▶ YOUR GOAL
Each line below should be quoted exactly, please.

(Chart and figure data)

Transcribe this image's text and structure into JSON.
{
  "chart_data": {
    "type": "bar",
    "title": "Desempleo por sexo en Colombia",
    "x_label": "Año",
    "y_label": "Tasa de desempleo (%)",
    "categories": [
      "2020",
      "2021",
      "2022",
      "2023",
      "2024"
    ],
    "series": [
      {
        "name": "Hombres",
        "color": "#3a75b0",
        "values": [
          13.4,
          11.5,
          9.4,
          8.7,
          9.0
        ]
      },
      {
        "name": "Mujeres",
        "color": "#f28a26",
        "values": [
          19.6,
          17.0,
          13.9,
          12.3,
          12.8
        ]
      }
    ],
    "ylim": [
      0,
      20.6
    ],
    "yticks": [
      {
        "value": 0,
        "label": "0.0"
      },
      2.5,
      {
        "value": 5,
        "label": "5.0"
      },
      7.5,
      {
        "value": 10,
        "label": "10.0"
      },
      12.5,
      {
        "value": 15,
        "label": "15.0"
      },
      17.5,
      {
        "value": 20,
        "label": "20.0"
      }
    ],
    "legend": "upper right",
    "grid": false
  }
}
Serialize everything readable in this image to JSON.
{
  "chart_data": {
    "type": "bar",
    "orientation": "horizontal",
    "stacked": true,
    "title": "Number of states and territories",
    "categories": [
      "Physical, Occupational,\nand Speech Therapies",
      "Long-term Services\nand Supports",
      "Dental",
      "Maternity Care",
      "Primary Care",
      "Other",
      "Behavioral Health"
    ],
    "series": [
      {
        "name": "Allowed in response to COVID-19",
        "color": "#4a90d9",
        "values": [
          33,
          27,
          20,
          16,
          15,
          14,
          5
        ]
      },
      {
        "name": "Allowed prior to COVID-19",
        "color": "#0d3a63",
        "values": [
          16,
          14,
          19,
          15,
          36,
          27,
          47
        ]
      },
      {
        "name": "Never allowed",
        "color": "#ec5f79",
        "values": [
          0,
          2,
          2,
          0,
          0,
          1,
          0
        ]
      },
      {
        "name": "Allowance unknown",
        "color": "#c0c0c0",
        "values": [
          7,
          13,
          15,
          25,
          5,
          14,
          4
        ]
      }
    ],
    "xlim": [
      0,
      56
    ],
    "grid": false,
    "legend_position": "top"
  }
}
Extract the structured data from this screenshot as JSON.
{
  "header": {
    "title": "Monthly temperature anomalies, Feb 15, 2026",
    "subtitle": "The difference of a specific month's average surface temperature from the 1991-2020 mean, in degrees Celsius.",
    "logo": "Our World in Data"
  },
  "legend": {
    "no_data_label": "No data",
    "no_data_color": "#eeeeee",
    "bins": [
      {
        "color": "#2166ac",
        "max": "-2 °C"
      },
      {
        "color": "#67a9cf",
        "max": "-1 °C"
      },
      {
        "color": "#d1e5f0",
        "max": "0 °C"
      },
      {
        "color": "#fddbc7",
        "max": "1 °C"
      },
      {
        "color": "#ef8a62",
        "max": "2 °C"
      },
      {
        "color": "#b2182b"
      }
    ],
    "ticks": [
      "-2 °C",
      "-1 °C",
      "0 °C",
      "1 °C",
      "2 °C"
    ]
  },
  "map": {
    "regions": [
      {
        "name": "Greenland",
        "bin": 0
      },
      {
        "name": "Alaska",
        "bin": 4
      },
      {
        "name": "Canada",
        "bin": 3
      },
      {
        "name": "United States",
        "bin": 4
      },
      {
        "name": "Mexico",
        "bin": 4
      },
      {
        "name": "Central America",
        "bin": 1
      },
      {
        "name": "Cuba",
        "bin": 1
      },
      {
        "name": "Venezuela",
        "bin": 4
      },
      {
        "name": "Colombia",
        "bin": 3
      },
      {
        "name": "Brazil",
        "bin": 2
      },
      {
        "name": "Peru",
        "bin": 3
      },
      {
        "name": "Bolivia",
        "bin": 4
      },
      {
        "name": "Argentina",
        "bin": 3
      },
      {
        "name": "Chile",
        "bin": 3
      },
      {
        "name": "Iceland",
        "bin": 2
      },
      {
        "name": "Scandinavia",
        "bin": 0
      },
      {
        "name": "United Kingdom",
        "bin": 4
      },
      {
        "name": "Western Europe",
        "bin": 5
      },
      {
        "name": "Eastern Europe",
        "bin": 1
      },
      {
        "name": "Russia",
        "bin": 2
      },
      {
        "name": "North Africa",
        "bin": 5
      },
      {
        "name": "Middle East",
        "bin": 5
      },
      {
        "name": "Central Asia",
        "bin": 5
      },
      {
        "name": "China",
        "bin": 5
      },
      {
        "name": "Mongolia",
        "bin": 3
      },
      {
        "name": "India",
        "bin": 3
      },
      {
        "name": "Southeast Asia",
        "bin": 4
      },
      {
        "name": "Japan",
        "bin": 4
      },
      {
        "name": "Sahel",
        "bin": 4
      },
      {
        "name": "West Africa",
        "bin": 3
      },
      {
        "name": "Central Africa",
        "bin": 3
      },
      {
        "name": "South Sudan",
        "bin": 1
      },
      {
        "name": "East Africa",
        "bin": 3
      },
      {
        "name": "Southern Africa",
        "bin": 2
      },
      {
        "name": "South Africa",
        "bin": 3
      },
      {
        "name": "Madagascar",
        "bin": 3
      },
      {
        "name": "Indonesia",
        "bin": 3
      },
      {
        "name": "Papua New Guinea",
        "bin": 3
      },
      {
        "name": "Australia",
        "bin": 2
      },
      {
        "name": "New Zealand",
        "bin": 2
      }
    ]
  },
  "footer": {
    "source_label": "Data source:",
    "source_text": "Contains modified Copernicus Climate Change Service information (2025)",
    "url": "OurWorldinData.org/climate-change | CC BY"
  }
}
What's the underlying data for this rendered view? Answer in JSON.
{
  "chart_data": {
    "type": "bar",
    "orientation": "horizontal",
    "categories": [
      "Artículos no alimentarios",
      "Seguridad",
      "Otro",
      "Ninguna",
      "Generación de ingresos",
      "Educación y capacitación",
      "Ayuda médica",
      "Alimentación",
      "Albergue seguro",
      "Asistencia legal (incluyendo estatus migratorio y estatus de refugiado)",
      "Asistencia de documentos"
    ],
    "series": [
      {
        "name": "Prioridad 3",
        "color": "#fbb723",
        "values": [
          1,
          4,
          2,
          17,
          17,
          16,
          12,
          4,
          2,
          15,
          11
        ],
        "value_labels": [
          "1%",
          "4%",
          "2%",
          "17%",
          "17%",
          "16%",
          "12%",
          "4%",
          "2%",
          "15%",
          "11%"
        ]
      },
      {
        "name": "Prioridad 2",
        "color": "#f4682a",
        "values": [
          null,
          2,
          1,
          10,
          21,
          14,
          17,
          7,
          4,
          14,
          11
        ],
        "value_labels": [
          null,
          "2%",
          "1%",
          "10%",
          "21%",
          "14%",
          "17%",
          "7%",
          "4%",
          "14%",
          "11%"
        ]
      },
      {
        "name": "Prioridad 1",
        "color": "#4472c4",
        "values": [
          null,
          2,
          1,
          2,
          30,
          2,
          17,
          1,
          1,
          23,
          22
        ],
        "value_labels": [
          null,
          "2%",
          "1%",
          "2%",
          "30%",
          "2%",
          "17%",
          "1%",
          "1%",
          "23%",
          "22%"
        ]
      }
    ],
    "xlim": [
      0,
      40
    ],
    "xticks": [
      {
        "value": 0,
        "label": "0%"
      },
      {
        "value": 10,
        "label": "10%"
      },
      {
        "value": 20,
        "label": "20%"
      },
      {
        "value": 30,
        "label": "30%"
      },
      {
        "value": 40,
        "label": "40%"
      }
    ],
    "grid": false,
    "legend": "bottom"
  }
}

▶ RESULT OF THIS TASK
Transcribe this image's text and structure into JSON.
{
  "chart_data": {
    "type": "bar",
    "title": "Desempleo por sexo en Colombia",
    "x_label": "Año",
    "y_label": "Tasa de desempleo (%)",
    "categories": [
      "2020",
      "2021",
      "2022",
      "2023",
      "2024"
    ],
    "series": [
      {
        "name": "Hombres",
        "color": "#3a75b0",
        "values": [
          13.4,
          11.5,
          9.4,
          8.7,
          9.0
        ]
      },
      {
        "name": "Mujeres",
        "color": "#f28a26",
        "values": [
          19.6,
          17.0,
          13.9,
          12.3,
          12.8
        ]
      }
    ],
    "ylim": [
      0,
      20.6
    ],
    "yticks": [
      {
        "value": 0,
        "label": "0.0"
      },
      2.5,
      {
        "value": 5,
        "label": "5.0"
      },
      7.5,
      {
        "value": 10,
        "label": "10.0"
      },
      12.5,
      {
        "value": 15,
        "label": "15.0"
      },
      17.5,
      {
        "value": 20,
        "label": "20.0"
      }
    ],
    "legend": "upper right",
    "grid": false
  }
}
Serialize everything readable in this image to JSON.
{
  "chart_data": {
    "type": "bar",
    "orientation": "horizontal",
    "stacked": true,
    "title": "Number of states and territories",
    "categories": [
      "Physical, Occupational,\nand Speech Therapies",
      "Long-term Services\nand Supports",
      "Dental",
      "Maternity Care",
      "Primary Care",
      "Other",
      "Behavioral Health"
    ],
    "series": [
      {
        "name": "Allowed in response to COVID-19",
        "color": "#4a90d9",
        "values": [
          33,
          27,
          20,
          16,
          15,
          14,
          5
        ]
      },
      {
        "name": "Allowed prior to COVID-19",
        "color": "#0d3a63",
        "values": [
          16,
          14,
          19,
          15,
          36,
          27,
          47
        ]
      },
      {
        "name": "Never allowed",
        "color": "#ec5f79",
        "values": [
          0,
          2,
          2,
          0,
          0,
          1,
          0
        ]
      },
      {
        "name": "Allowance unknown",
        "color": "#c0c0c0",
        "values": [
          7,
          13,
          15,
          25,
          5,
          14,
          4
        ]
      }
    ],
    "xlim": [
      0,
      56
    ],
    "grid": false,
    "legend_position": "top"
  }
}
Extract the structured data from this screenshot as JSON.
{
  "header": {
    "title": "Monthly temperature anomalies, Feb 15, 2026",
    "subtitle": "The difference of a specific month's average surface temperature from the 1991-2020 mean, in degrees Celsius.",
    "logo": "Our World in Data"
  },
  "legend": {
    "no_data_label": "No data",
    "no_data_color": "#eeeeee",
    "bins": [
      {
        "color": "#2166ac",
        "max": "-2 °C"
      },
      {
        "color": "#67a9cf",
        "max": "-1 °C"
      },
      {
        "color": "#d1e5f0",
        "max": "0 °C"
      },
      {
        "color": "#fddbc7",
        "max": "1 °C"
      },
      {
        "color": "#ef8a62",
        "max": "2 °C"
      },
      {
        "color": "#b2182b"
      }
    ],
    "ticks": [
      "-2 °C",
      "-1 °C",
      "0 °C",
      "1 °C",
      "2 °C"
    ]
  },
  "map": {
    "regions": [
      {
        "name": "Greenland",
        "bin": 0
      },
      {
        "name": "Alaska",
        "bin": 4
      },
      {
        "name": "Canada",
        "bin": 3
      },
      {
        "name": "United States",
        "bin": 4
      },
      {
        "name": "Mexico",
        "bin": 4
      },
      {
        "name": "Central America",
        "bin": 1
      },
      {
        "name": "Cuba",
        "bin": 1
      },
      {
        "name": "Venezuela",
        "bin": 4
      },
      {
        "name": "Colombia",
        "bin": 3
      },
      {
        "name": "Brazil",
        "bin": 2
      },
      {
        "name": "Peru",
        "bin": 3
      },
      {
        "name": "Bolivia",
        "bin": 4
      },
      {
        "name": "Argentina",
        "bin": 3
      },
      {
        "name": "Chile",
        "bin": 3
      },
      {
        "name": "Iceland",
        "bin": 2
      },
      {
        "name": "Scandinavia",
        "bin": 0
      },
      {
        "name": "United Kingdom",
        "bin": 4
      },
      {
        "name": "Western Europe",
        "bin": 5
      },
      {
        "name": "Eastern Europe",
        "bin": 1
      },
      {
        "name": "Russia",
        "bin": 2
      },
      {
        "name": "North Africa",
        "bin": 5
      },
      {
        "name": "Middle East",
        "bin": 5
      },
      {
        "name": "Central Asia",
        "bin": 5
      },
      {
        "name": "China",
        "bin": 5
      },
      {
        "name": "Mongolia",
        "bin": 3
      },
      {
        "name": "India",
        "bin": 3
      },
      {
        "name": "Southeast Asia",
        "bin": 4
      },
      {
        "name": "Japan",
        "bin": 4
      },
      {
        "name": "Sahel",
        "bin": 4
      },
      {
        "name": "West Africa",
        "bin": 3
      },
      {
        "name": "Central Africa",
        "bin": 3
      },
      {
        "name": "South Sudan",
        "bin": 1
      },
      {
        "name": "East Africa",
        "bin": 3
      },
      {
        "name": "Southern Africa",
        "bin": 2
      },
      {
        "name": "South Africa",
        "bin": 3
      },
      {
        "name": "Madagascar",
        "bin": 3
      },
      {
        "name": "Indonesia",
        "bin": 3
      },
      {
        "name": "Papua New Guinea",
        "bin": 3
      },
      {
        "name": "Australia",
        "bin": 2
      },
      {
        "name": "New Zealand",
        "bin": 2
      }
    ]
  },
  "footer": {
    "source_label": "Data source:",
    "source_text": "Contains modified Copernicus Climate Change Service information (2025)",
    "url": "OurWorldinData.org/climate-change | CC BY"
  }
}
What's the underlying data for this rendered view? Answer in JSON.
{
  "chart_data": {
    "type": "bar",
    "orientation": "horizontal",
    "categories": [
      "Artículos no alimentarios",
      "Seguridad",
      "Otro",
      "Ninguna",
      "Generación de ingresos",
      "Educación y capacitación",
      "Ayuda médica",
      "Alimentación",
      "Albergue seguro",
      "Asistencia legal (incluyendo estatus migratorio y estatus de refugiado)",
      "Asistencia de documentos"
    ],
    "series": [
      {
        "name": "Prioridad 3",
        "color": "#fbb723",
        "values": [
          1,
          4,
          2,
          17,
          17,
          16,
          12,
          4,
          2,
          15,
          11
        ],
        "value_labels": [
          "1%",
          "4%",
          "2%",
          "17%",
          "17%",
          "16%",
          "12%",
          "4%",
          "2%",
          "15%",
          "11%"
        ]
      },
      {
        "name": "Prioridad 2",
        "color": "#f4682a",
        "values": [
          null,
          2,
          1,
          10,
          21,
          14,
          17,
          7,
          4,
          14,
          11
        ],
        "value_labels": [
          null,
          "2%",
          "1%",
          "10%",
          "21%",
          "14%",
          "17%",
          "7%",
          "4%",
          "14%",
          "11%"
        ]
      },
      {
        "name": "Prioridad 1",
        "color": "#4472c4",
        "values": [
          null,
          2,
          1,
          2,
          30,
          2,
          17,
          1,
          1,
          23,
          22
        ],
        "value_labels": [
          null,
          "2%",
          "1%",
          "2%",
          "30%",
          "2%",
          "17%",
          "1%",
          "1%",
          "23%",
          "22%"
        ]
      }
    ],
    "xlim": [
      0,
      40
    ],
    "xticks": [
      {
        "value": 0,
        "label": "0%"
      },
      {
        "value": 10,
        "label": "10%"
      },
      {
        "value": 20,
        "label": "20%"
      },
      {
        "value": 30,
        "label": "30%"
      },
      {
        "value": 40,
        "label": "40%"
      }
    ],
    "grid": false,
    "legend": "bottom"
  }
}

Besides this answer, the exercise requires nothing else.